● RECORDS FOR THIS EXERCISE
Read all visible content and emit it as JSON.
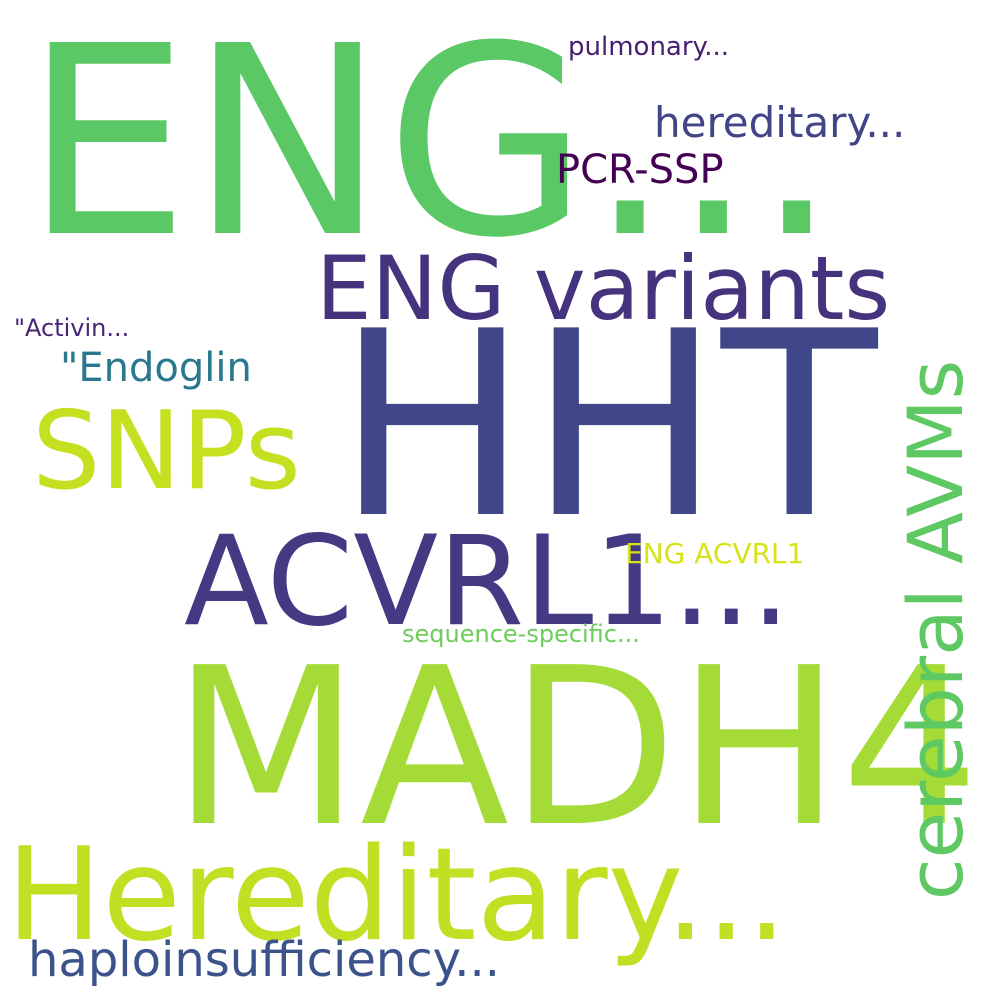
{
  "words": {
    "eng_ellipsis": {
      "text": "ENG...",
      "color": "#5ac864"
    },
    "hht": {
      "text": "HHT",
      "color": "#3f4788"
    },
    "madh4": {
      "text": "MADH4",
      "color": "#a5db36"
    },
    "hereditary_big": {
      "text": "Hereditary...",
      "color": "#c2df23"
    },
    "acvrl1_ellipsis": {
      "text": "ACVRL1...",
      "color": "#443983"
    },
    "eng_variants": {
      "text": "ENG variants",
      "color": "#46337e"
    },
    "snps": {
      "text": "SNPs",
      "color": "#c5e021"
    },
    "cerebral_avms": {
      "text": "cerebral AVMs",
      "color": "#5ec962"
    },
    "haploinsufficiency": {
      "text": "haploinsufficiency...",
      "color": "#3b528b"
    },
    "pcr_ssp": {
      "text": "PCR-SSP",
      "color": "#440154"
    },
    "hereditary_small": {
      "text": "hereditary...",
      "color": "#414487"
    },
    "endoglin": {
      "text": "\"Endoglin",
      "color": "#2a788e"
    },
    "eng_acvrl1": {
      "text": "ENG ACVRL1",
      "color": "#d8e219"
    },
    "sequence_specific": {
      "text": "sequence-specific...",
      "color": "#6ccd5a"
    },
    "pulmonary": {
      "text": "pulmonary...",
      "color": "#481f70"
    },
    "activin": {
      "text": "\"Activin...",
      "color": "#482475"
    }
  }
}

● GOAL
Skip the pictures and transcribe the rest of the records exactly.

● FINISHED ANSWER
Read all visible content and emit it as JSON.
{
  "words": {
    "eng_ellipsis": {
      "text": "ENG...",
      "color": "#5ac864"
    },
    "hht": {
      "text": "HHT",
      "color": "#3f4788"
    },
    "madh4": {
      "text": "MADH4",
      "color": "#a5db36"
    },
    "hereditary_big": {
      "text": "Hereditary...",
      "color": "#c2df23"
    },
    "acvrl1_ellipsis": {
      "text": "ACVRL1...",
      "color": "#443983"
    },
    "eng_variants": {
      "text": "ENG variants",
      "color": "#46337e"
    },
    "snps": {
      "text": "SNPs",
      "color": "#c5e021"
    },
    "cerebral_avms": {
      "text": "cerebral AVMs",
      "color": "#5ec962"
    },
    "haploinsufficiency": {
      "text": "haploinsufficiency...",
      "color": "#3b528b"
    },
    "pcr_ssp": {
      "text": "PCR-SSP",
      "color": "#440154"
    },
    "hereditary_small": {
      "text": "hereditary...",
      "color": "#414487"
    },
    "endoglin": {
      "text": "\"Endoglin",
      "color": "#2a788e"
    },
    "eng_acvrl1": {
      "text": "ENG ACVRL1",
      "color": "#d8e219"
    },
    "sequence_specific": {
      "text": "sequence-specific...",
      "color": "#6ccd5a"
    },
    "pulmonary": {
      "text": "pulmonary...",
      "color": "#481f70"
    },
    "activin": {
      "text": "\"Activin...",
      "color": "#482475"
    }
  }
}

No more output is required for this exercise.